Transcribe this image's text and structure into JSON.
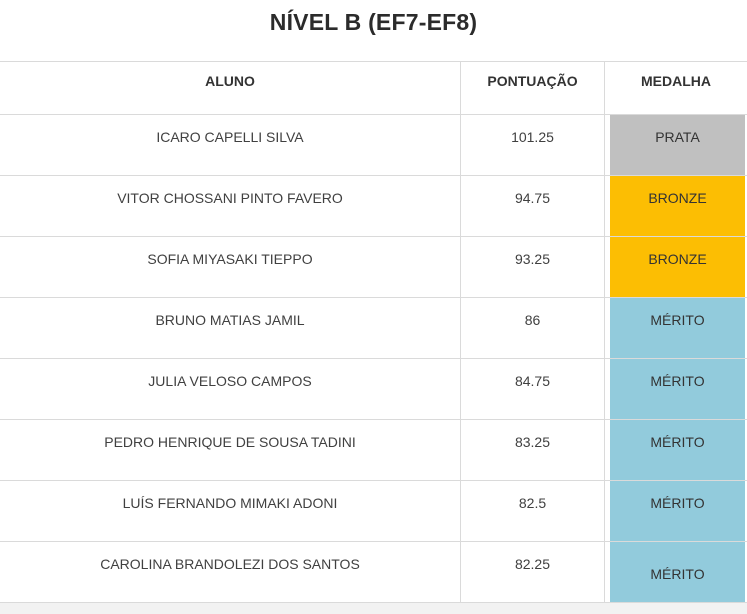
{
  "title": "NÍVEL B (EF7-EF8)",
  "table": {
    "headers": {
      "student": "ALUNO",
      "score": "PONTUAÇÃO",
      "medal": "MEDALHA"
    },
    "rows": [
      {
        "name": "ICARO CAPELLI SILVA",
        "score": "101.25",
        "medal": "PRATA",
        "medal_type": "prata"
      },
      {
        "name": "VITOR CHOSSANI PINTO FAVERO",
        "score": "94.75",
        "medal": "BRONZE",
        "medal_type": "bronze"
      },
      {
        "name": "SOFIA MIYASAKI TIEPPO",
        "score": "93.25",
        "medal": "BRONZE",
        "medal_type": "bronze"
      },
      {
        "name": "BRUNO MATIAS JAMIL",
        "score": "86",
        "medal": "MÉRITO",
        "medal_type": "merito"
      },
      {
        "name": "JULIA VELOSO CAMPOS",
        "score": "84.75",
        "medal": "MÉRITO",
        "medal_type": "merito"
      },
      {
        "name": "PEDRO HENRIQUE DE SOUSA TADINI",
        "score": "83.25",
        "medal": "MÉRITO",
        "medal_type": "merito"
      },
      {
        "name": "LUÍS FERNANDO MIMAKI ADONI",
        "score": "82.5",
        "medal": "MÉRITO",
        "medal_type": "merito"
      },
      {
        "name": "CAROLINA BRANDOLEZI DOS SANTOS",
        "score": "82.25",
        "medal": "MÉRITO",
        "medal_type": "merito"
      }
    ]
  },
  "colors": {
    "prata": "#C0C0C0",
    "bronze": "#FCBE03",
    "merito": "#92CBDC",
    "border": "#DADADA",
    "footer_strip": "#F2F2F2"
  },
  "chart_data": {
    "type": "table",
    "title": "NÍVEL B (EF7-EF8)",
    "columns": [
      "ALUNO",
      "PONTUAÇÃO",
      "MEDALHA"
    ],
    "rows": [
      [
        "ICARO CAPELLI SILVA",
        101.25,
        "PRATA"
      ],
      [
        "VITOR CHOSSANI PINTO FAVERO",
        94.75,
        "BRONZE"
      ],
      [
        "SOFIA MIYASAKI TIEPPO",
        93.25,
        "BRONZE"
      ],
      [
        "BRUNO MATIAS JAMIL",
        86,
        "MÉRITO"
      ],
      [
        "JULIA VELOSO CAMPOS",
        84.75,
        "MÉRITO"
      ],
      [
        "PEDRO HENRIQUE DE SOUSA TADINI",
        83.25,
        "MÉRITO"
      ],
      [
        "LUÍS FERNANDO MIMAKI ADONI",
        82.5,
        "MÉRITO"
      ],
      [
        "CAROLINA BRANDOLEZI DOS SANTOS",
        82.25,
        "MÉRITO"
      ]
    ]
  }
}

########

- **EXERCISE INSTRUCTIONS**
What is the number of lines in the listing that include the word "TIEPPO"? Give that number and nothing else.

- **FINAL RESULT**
2